Region and label listings
▼▼▼
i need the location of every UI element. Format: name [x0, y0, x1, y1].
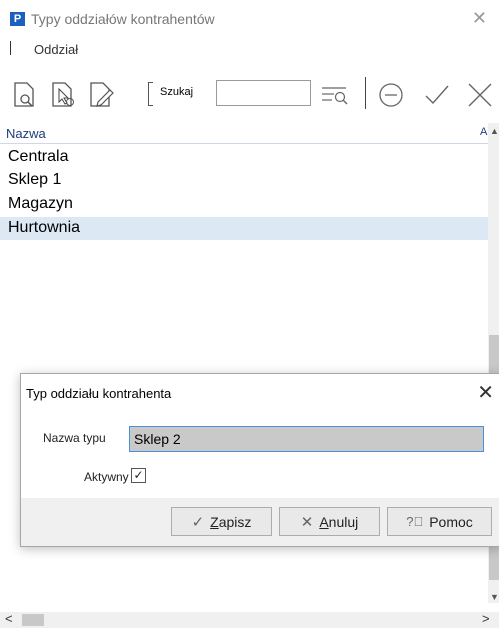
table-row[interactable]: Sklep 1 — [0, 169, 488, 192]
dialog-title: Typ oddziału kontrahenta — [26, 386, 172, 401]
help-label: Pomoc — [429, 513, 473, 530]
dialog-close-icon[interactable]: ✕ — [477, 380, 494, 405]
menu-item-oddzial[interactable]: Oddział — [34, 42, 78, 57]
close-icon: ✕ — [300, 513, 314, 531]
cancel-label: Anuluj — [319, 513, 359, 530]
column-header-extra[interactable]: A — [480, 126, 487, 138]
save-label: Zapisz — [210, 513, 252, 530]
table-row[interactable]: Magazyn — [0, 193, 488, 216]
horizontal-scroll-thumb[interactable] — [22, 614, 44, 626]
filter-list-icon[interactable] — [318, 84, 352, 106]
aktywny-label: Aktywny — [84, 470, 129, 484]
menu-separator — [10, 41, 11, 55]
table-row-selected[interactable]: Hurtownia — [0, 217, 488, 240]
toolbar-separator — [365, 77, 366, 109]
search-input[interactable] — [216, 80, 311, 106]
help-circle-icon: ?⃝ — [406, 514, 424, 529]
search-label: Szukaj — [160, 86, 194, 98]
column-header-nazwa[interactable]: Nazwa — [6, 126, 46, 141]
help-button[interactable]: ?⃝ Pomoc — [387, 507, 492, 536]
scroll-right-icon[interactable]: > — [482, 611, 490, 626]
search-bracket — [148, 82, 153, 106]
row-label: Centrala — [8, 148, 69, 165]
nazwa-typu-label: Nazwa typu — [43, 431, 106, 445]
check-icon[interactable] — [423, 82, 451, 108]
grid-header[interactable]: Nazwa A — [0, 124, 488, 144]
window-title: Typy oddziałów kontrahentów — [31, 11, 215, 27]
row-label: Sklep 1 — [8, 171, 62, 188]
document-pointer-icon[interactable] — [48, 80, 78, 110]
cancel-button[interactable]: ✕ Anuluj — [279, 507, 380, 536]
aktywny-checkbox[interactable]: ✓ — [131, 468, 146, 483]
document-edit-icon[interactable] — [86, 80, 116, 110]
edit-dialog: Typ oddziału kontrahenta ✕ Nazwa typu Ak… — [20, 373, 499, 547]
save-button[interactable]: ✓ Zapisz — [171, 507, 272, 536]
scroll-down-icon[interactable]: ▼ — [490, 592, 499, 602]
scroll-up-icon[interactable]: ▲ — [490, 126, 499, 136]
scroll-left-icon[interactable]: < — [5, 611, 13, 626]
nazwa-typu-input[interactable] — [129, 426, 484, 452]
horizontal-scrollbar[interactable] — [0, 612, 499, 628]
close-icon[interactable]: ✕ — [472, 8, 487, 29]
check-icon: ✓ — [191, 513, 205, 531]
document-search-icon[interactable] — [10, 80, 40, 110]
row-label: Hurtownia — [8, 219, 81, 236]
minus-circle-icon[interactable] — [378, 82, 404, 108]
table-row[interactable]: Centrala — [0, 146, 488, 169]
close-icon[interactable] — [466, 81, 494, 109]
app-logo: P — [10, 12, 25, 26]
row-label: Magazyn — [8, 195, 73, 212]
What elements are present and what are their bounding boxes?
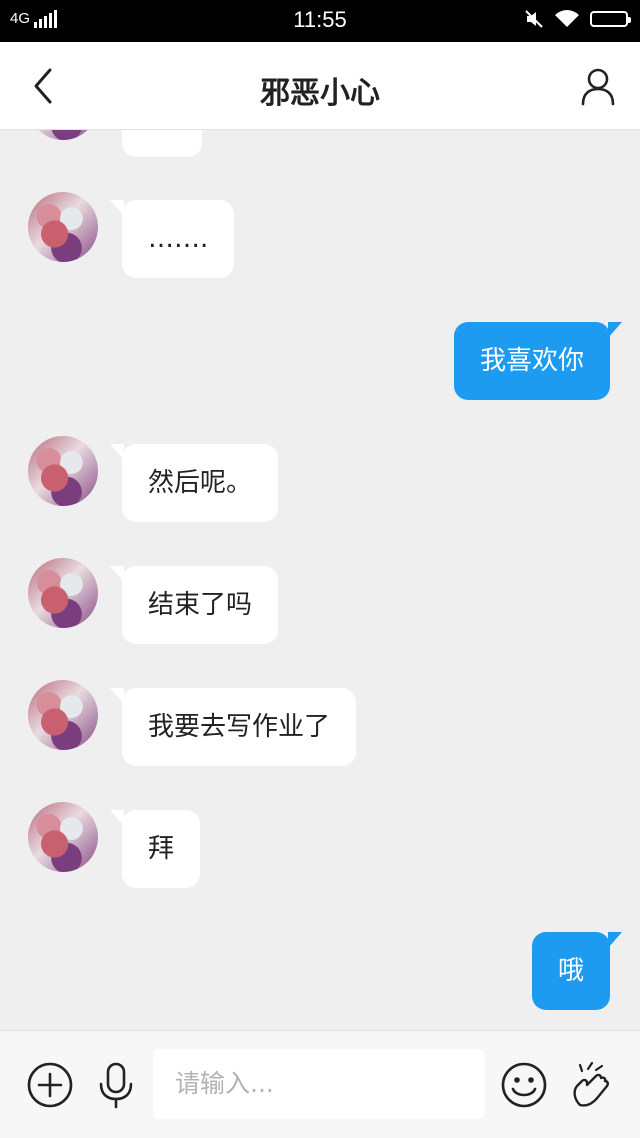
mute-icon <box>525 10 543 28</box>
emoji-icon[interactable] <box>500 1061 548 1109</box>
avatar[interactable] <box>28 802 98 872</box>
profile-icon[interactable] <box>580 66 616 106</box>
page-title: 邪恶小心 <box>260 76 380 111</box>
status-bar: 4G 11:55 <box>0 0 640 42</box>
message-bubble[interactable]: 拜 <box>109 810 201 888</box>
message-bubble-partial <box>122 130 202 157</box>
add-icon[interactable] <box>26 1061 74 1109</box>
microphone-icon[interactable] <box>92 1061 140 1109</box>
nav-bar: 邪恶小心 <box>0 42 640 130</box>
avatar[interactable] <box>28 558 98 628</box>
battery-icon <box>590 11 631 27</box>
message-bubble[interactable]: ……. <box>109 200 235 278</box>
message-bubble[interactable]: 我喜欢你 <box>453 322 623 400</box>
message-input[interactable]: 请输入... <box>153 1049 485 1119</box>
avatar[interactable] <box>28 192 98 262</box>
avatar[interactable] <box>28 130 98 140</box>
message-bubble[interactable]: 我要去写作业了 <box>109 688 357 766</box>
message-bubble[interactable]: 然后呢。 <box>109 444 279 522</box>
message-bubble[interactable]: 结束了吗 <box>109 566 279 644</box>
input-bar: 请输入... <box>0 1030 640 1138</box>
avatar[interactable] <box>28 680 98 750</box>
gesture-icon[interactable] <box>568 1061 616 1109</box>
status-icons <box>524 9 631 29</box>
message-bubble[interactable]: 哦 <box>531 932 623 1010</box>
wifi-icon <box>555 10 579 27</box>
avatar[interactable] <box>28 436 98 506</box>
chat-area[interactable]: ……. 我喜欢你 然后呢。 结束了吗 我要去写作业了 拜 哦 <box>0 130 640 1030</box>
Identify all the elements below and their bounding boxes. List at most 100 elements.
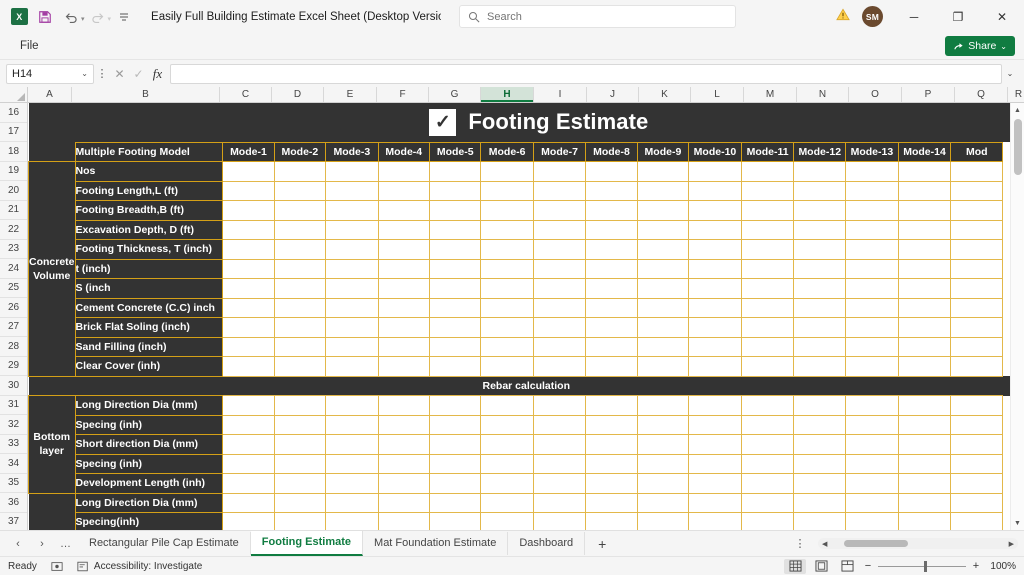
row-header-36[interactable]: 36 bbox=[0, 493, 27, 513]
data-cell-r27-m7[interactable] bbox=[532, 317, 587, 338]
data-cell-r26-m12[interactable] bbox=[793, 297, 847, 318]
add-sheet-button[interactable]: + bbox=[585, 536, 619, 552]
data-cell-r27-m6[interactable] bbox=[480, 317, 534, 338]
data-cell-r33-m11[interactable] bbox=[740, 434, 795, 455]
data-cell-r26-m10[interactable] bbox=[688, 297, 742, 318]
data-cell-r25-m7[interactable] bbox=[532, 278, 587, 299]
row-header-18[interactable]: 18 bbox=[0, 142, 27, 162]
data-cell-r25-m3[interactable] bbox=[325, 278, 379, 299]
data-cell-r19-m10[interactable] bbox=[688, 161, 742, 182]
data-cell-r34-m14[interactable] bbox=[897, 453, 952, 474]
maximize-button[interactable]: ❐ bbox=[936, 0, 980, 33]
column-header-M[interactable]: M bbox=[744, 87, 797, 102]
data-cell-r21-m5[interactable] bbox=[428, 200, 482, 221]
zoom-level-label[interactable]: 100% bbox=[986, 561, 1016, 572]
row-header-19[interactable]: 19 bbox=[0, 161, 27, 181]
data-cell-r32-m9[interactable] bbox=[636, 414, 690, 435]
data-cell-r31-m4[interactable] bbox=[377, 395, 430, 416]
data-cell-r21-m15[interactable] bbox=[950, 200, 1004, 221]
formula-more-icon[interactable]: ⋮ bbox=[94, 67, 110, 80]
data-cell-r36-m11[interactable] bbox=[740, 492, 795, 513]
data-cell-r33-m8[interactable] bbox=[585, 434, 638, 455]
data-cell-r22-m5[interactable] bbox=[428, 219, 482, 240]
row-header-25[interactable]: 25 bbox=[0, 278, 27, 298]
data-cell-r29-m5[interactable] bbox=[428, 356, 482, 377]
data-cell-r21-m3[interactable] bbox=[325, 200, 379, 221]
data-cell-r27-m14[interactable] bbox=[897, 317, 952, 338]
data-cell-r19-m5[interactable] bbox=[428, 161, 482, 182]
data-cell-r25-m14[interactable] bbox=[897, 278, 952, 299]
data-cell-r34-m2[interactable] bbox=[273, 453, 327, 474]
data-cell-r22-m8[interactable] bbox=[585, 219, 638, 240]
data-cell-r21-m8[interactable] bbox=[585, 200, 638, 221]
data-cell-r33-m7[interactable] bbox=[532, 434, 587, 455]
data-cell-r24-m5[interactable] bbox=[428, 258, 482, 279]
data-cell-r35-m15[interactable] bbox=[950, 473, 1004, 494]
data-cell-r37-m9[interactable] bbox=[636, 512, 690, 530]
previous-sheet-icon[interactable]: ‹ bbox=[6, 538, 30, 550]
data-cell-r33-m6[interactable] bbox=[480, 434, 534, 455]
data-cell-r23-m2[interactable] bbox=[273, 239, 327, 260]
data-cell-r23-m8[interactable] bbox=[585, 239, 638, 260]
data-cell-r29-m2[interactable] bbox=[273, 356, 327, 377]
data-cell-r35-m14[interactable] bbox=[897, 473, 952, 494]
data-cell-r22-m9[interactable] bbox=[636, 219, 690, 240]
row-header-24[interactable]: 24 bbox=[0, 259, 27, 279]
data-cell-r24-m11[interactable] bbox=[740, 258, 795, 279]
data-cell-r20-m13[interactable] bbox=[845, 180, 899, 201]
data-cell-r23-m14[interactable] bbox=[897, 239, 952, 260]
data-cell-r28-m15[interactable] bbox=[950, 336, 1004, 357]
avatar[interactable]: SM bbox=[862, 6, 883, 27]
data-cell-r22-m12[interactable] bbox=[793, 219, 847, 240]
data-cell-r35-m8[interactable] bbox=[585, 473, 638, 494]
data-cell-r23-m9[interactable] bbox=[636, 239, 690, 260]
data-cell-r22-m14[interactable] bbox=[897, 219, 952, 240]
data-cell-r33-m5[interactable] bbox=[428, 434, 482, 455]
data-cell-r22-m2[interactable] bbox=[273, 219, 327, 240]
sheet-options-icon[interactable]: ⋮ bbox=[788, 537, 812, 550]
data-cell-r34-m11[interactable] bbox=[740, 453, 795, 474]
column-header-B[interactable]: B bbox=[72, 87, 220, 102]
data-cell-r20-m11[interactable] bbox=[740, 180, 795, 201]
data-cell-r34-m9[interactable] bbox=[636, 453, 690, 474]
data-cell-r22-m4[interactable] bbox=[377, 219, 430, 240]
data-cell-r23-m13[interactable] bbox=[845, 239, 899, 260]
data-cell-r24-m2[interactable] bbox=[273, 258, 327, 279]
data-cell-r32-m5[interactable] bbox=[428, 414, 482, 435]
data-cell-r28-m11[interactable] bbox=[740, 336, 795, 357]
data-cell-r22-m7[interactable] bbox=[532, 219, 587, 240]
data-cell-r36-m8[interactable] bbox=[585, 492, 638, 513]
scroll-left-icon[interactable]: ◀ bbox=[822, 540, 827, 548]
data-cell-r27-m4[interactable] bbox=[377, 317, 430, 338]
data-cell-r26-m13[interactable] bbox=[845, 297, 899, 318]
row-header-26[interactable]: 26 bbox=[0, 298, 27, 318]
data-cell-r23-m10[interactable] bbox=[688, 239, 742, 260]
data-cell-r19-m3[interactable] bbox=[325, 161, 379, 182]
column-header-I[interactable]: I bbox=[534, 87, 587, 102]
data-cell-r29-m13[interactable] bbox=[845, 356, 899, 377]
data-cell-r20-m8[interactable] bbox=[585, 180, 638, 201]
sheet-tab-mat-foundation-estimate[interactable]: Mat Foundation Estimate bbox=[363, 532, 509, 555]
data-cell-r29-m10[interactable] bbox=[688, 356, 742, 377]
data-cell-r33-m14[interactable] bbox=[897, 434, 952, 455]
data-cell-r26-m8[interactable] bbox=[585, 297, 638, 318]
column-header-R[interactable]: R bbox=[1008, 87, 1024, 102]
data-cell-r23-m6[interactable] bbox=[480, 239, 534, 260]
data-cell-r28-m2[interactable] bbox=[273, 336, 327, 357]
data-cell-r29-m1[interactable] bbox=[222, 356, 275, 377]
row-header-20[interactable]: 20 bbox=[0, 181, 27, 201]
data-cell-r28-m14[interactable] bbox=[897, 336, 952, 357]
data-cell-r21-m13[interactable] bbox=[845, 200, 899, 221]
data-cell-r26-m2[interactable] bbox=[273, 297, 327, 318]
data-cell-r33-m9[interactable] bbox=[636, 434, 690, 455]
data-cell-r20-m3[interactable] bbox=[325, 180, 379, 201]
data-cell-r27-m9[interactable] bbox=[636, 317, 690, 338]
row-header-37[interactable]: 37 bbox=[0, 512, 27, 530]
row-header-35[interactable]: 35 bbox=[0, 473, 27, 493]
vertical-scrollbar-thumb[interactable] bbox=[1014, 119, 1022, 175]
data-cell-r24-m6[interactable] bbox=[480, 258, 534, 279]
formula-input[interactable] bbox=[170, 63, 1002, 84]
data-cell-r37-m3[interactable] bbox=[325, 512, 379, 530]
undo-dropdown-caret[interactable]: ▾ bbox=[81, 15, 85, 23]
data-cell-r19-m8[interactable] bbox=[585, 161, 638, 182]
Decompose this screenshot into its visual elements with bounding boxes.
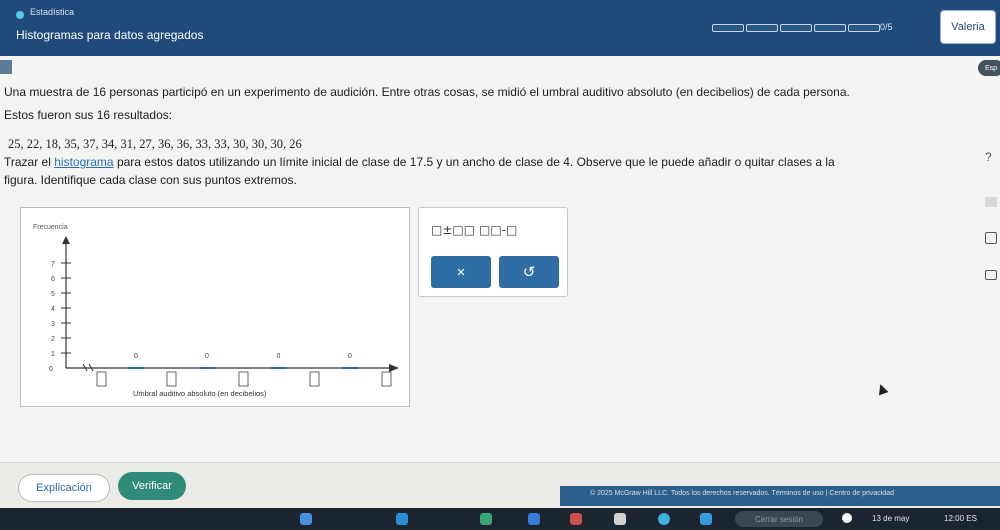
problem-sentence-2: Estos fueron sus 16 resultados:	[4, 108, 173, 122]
▲▲▲
TO DO —
Rewrite the lines starting at "mute-icon <box>525 10 543 28</box>" and ending at "message-bubble-partial <box>122 130", putting "system-bar" in place of "status-bar" and changing nothing else.

OUTPUT FOR THIS TASK —
mute-icon <box>525 10 543 28</box>
emoji-icon[interactable] <box>500 1061 548 1109</box>
avatar[interactable] <box>28 802 98 872</box>
profile-icon[interactable] <box>580 66 616 106</box>
page-title: 邪恶小心 <box>260 76 380 111</box>
system-bar: 4G 11:55 <box>0 0 640 42</box>
message-bubble[interactable]: 拜 <box>109 810 201 888</box>
message-bubble-partial <box>122 130 202 157</box>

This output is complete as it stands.